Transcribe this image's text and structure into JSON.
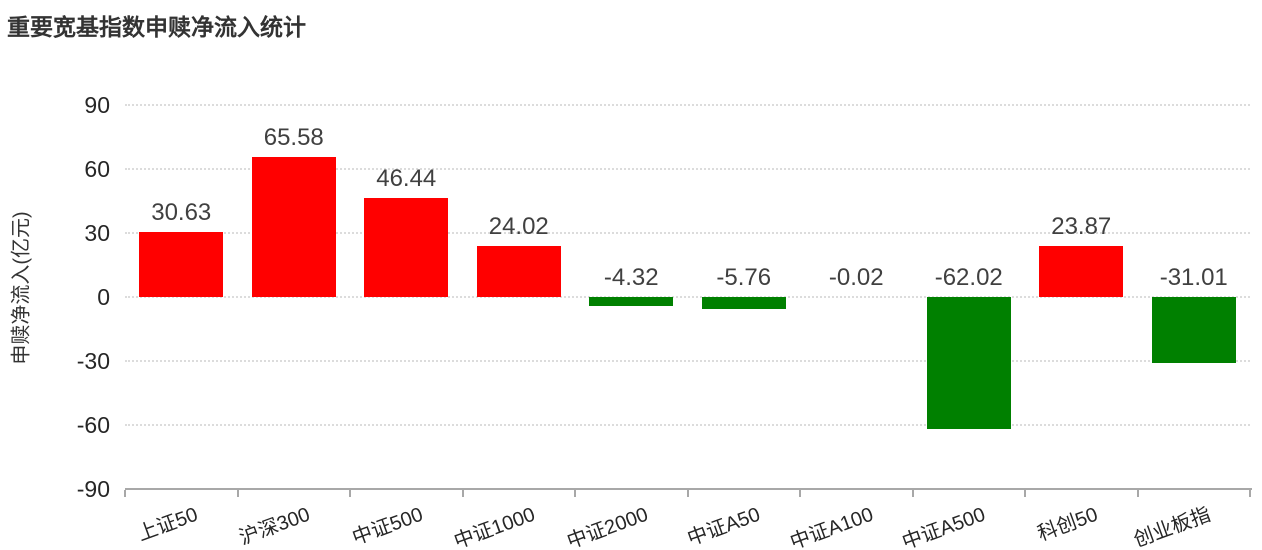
{
  "chart_data": {
    "type": "bar",
    "title": "重要宽基指数申赎净流入统计",
    "xlabel": "",
    "ylabel": "申赎净流入(亿元)",
    "categories": [
      "上证50",
      "沪深300",
      "中证500",
      "中证1000",
      "中证2000",
      "中证A50",
      "中证A100",
      "中证A500",
      "科创50",
      "创业板指"
    ],
    "values": [
      30.63,
      65.58,
      46.44,
      24.02,
      -4.32,
      -5.76,
      -0.02,
      -62.02,
      23.87,
      -31.01
    ],
    "ylim": [
      -90,
      90
    ],
    "yticks": [
      90,
      60,
      30,
      0,
      -30,
      -60,
      -90
    ],
    "grid": "horizontal dotted, no vertical gridlines, legend none",
    "x_tick_label_rotation_deg": -20,
    "colors": {
      "positive_bar": "#ff0000",
      "negative_bar": "#008000",
      "gridline": "#dcdcdc",
      "axis_line": "#a8a8a8",
      "value_label": "#404040",
      "tick_label": "#262626",
      "title": "#333333"
    }
  }
}
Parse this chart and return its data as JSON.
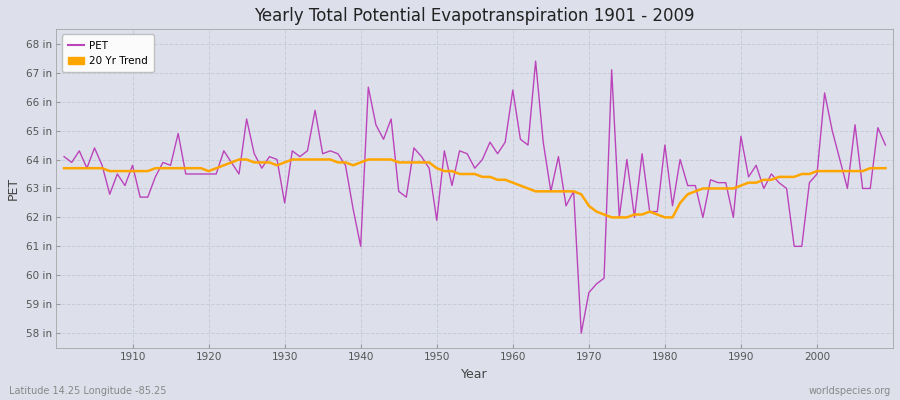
{
  "title": "Yearly Total Potential Evapotranspiration 1901 - 2009",
  "xlabel": "Year",
  "ylabel": "PET",
  "footer_left": "Latitude 14.25 Longitude -85.25",
  "footer_right": "worldspecies.org",
  "pet_color": "#bb44bb",
  "trend_color": "#ffa500",
  "background_color": "#dde0eb",
  "plot_bg_color": "#dde0eb",
  "grid_color": "#c8ccd8",
  "ylim": [
    57.5,
    68.5
  ],
  "yticks": [
    58,
    59,
    60,
    61,
    62,
    63,
    64,
    65,
    66,
    67,
    68
  ],
  "ytick_labels": [
    "58 in",
    "59 in",
    "60 in",
    "61 in",
    "62 in",
    "63 in",
    "64 in",
    "65 in",
    "66 in",
    "67 in",
    "68 in"
  ],
  "xlim": [
    1900,
    2010
  ],
  "xticks": [
    1910,
    1920,
    1930,
    1940,
    1950,
    1960,
    1970,
    1980,
    1990,
    2000
  ],
  "years": [
    1901,
    1902,
    1903,
    1904,
    1905,
    1906,
    1907,
    1908,
    1909,
    1910,
    1911,
    1912,
    1913,
    1914,
    1915,
    1916,
    1917,
    1918,
    1919,
    1920,
    1921,
    1922,
    1923,
    1924,
    1925,
    1926,
    1927,
    1928,
    1929,
    1930,
    1931,
    1932,
    1933,
    1934,
    1935,
    1936,
    1937,
    1938,
    1939,
    1940,
    1941,
    1942,
    1943,
    1944,
    1945,
    1946,
    1947,
    1948,
    1949,
    1950,
    1951,
    1952,
    1953,
    1954,
    1955,
    1956,
    1957,
    1958,
    1959,
    1960,
    1961,
    1962,
    1963,
    1964,
    1965,
    1966,
    1967,
    1968,
    1969,
    1970,
    1971,
    1972,
    1973,
    1974,
    1975,
    1976,
    1977,
    1978,
    1979,
    1980,
    1981,
    1982,
    1983,
    1984,
    1985,
    1986,
    1987,
    1988,
    1989,
    1990,
    1991,
    1992,
    1993,
    1994,
    1995,
    1996,
    1997,
    1998,
    1999,
    2000,
    2001,
    2002,
    2003,
    2004,
    2005,
    2006,
    2007,
    2008,
    2009
  ],
  "pet": [
    64.1,
    63.9,
    64.3,
    63.7,
    64.4,
    63.8,
    62.8,
    63.5,
    63.1,
    63.8,
    62.7,
    62.7,
    63.4,
    63.9,
    63.8,
    64.9,
    63.5,
    63.5,
    63.5,
    63.5,
    63.5,
    64.3,
    63.9,
    63.5,
    65.4,
    64.2,
    63.7,
    64.1,
    64.0,
    62.5,
    64.3,
    64.1,
    64.3,
    65.7,
    64.2,
    64.3,
    64.2,
    63.8,
    62.3,
    61.0,
    66.5,
    65.2,
    64.7,
    65.4,
    62.9,
    62.7,
    64.4,
    64.1,
    63.7,
    61.9,
    64.3,
    63.1,
    64.3,
    64.2,
    63.7,
    64.0,
    64.6,
    64.2,
    64.6,
    66.4,
    64.7,
    64.5,
    67.4,
    64.6,
    62.9,
    64.1,
    62.4,
    62.9,
    58.0,
    59.4,
    59.7,
    59.9,
    67.1,
    62.0,
    64.0,
    62.0,
    64.2,
    62.2,
    62.2,
    64.5,
    62.4,
    64.0,
    63.1,
    63.1,
    62.0,
    63.3,
    63.2,
    63.2,
    62.0,
    64.8,
    63.4,
    63.8,
    63.0,
    63.5,
    63.2,
    63.0,
    61.0,
    61.0,
    63.2,
    63.5,
    66.3,
    65.0,
    64.0,
    63.0,
    65.2,
    63.0,
    63.0,
    65.1,
    64.5
  ],
  "trend_years": [
    1901,
    1902,
    1903,
    1904,
    1905,
    1906,
    1907,
    1908,
    1909,
    1910,
    1911,
    1912,
    1913,
    1914,
    1915,
    1916,
    1917,
    1918,
    1919,
    1920,
    1921,
    1922,
    1923,
    1924,
    1925,
    1926,
    1927,
    1928,
    1929,
    1930,
    1931,
    1932,
    1933,
    1934,
    1935,
    1936,
    1937,
    1938,
    1939,
    1940,
    1941,
    1942,
    1943,
    1944,
    1945,
    1946,
    1947,
    1948,
    1949,
    1950,
    1951,
    1952,
    1953,
    1954,
    1955,
    1956,
    1957,
    1958,
    1959,
    1960,
    1961,
    1962,
    1963,
    1964,
    1965,
    1966,
    1967,
    1968,
    1969,
    1970,
    1971,
    1972,
    1973,
    1974,
    1975,
    1976,
    1977,
    1978,
    1979,
    1980,
    1981,
    1982,
    1983,
    1984,
    1985,
    1986,
    1987,
    1988,
    1989,
    1990,
    1991,
    1992,
    1993,
    1994,
    1995,
    1996,
    1997,
    1998,
    1999,
    2000,
    2001,
    2002,
    2003,
    2004,
    2005,
    2006,
    2007,
    2008,
    2009
  ],
  "trend": [
    63.7,
    63.7,
    63.7,
    63.7,
    63.7,
    63.7,
    63.6,
    63.6,
    63.6,
    63.6,
    63.6,
    63.6,
    63.7,
    63.7,
    63.7,
    63.7,
    63.7,
    63.7,
    63.7,
    63.6,
    63.7,
    63.8,
    63.9,
    64.0,
    64.0,
    63.9,
    63.9,
    63.9,
    63.8,
    63.9,
    64.0,
    64.0,
    64.0,
    64.0,
    64.0,
    64.0,
    63.9,
    63.9,
    63.8,
    63.9,
    64.0,
    64.0,
    64.0,
    64.0,
    63.9,
    63.9,
    63.9,
    63.9,
    63.9,
    63.7,
    63.6,
    63.6,
    63.5,
    63.5,
    63.5,
    63.4,
    63.4,
    63.3,
    63.3,
    63.2,
    63.1,
    63.0,
    62.9,
    62.9,
    62.9,
    62.9,
    62.9,
    62.9,
    62.8,
    62.4,
    62.2,
    62.1,
    62.0,
    62.0,
    62.0,
    62.1,
    62.1,
    62.2,
    62.1,
    62.0,
    62.0,
    62.5,
    62.8,
    62.9,
    63.0,
    63.0,
    63.0,
    63.0,
    63.0,
    63.1,
    63.2,
    63.2,
    63.3,
    63.3,
    63.4,
    63.4,
    63.4,
    63.5,
    63.5,
    63.6,
    63.6,
    63.6,
    63.6,
    63.6,
    63.6,
    63.6,
    63.7,
    63.7,
    63.7
  ]
}
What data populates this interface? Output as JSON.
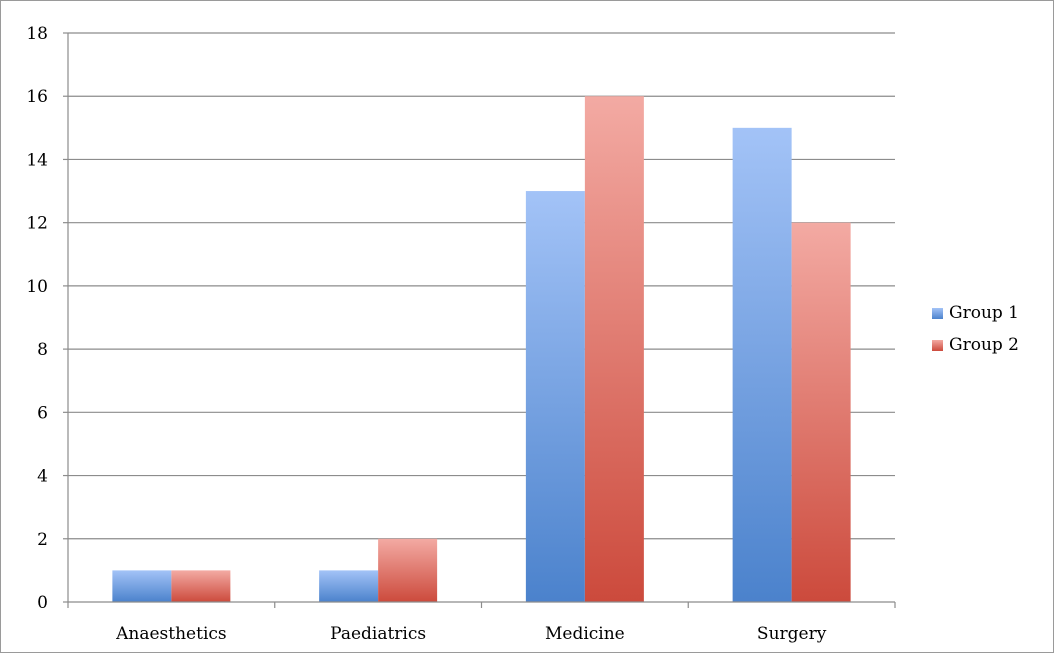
{
  "chart_data": {
    "type": "bar",
    "categories": [
      "Anaesthetics",
      "Paediatrics",
      "Medicine",
      "Surgery"
    ],
    "series": [
      {
        "name": "Group 1",
        "values": [
          1,
          1,
          13,
          15
        ],
        "color": "#7fa6e8"
      },
      {
        "name": "Group 2",
        "values": [
          1,
          2,
          16,
          12
        ],
        "color": "#e5827b"
      }
    ],
    "y_ticks": [
      "0",
      "2",
      "4",
      "6",
      "8",
      "10",
      "12",
      "14",
      "16",
      "18"
    ],
    "ylim": [
      0,
      18
    ],
    "grid": true,
    "legend_position": "right"
  }
}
★ ★ ★ ★
■ **WORK REQUIRED**: Each line from the one that contains "What data populates" through the end of the records should be restated exactly; include both end lines and leave any pictures out.

■ **ANSWER BELOW**:
What data populates this interface? Output as JSON.
{
  "chart_data": {
    "type": "bar",
    "categories": [
      "Anaesthetics",
      "Paediatrics",
      "Medicine",
      "Surgery"
    ],
    "series": [
      {
        "name": "Group 1",
        "values": [
          1,
          1,
          13,
          15
        ],
        "color": "#7fa6e8"
      },
      {
        "name": "Group 2",
        "values": [
          1,
          2,
          16,
          12
        ],
        "color": "#e5827b"
      }
    ],
    "y_ticks": [
      "0",
      "2",
      "4",
      "6",
      "8",
      "10",
      "12",
      "14",
      "16",
      "18"
    ],
    "ylim": [
      0,
      18
    ],
    "grid": true,
    "legend_position": "right"
  }
}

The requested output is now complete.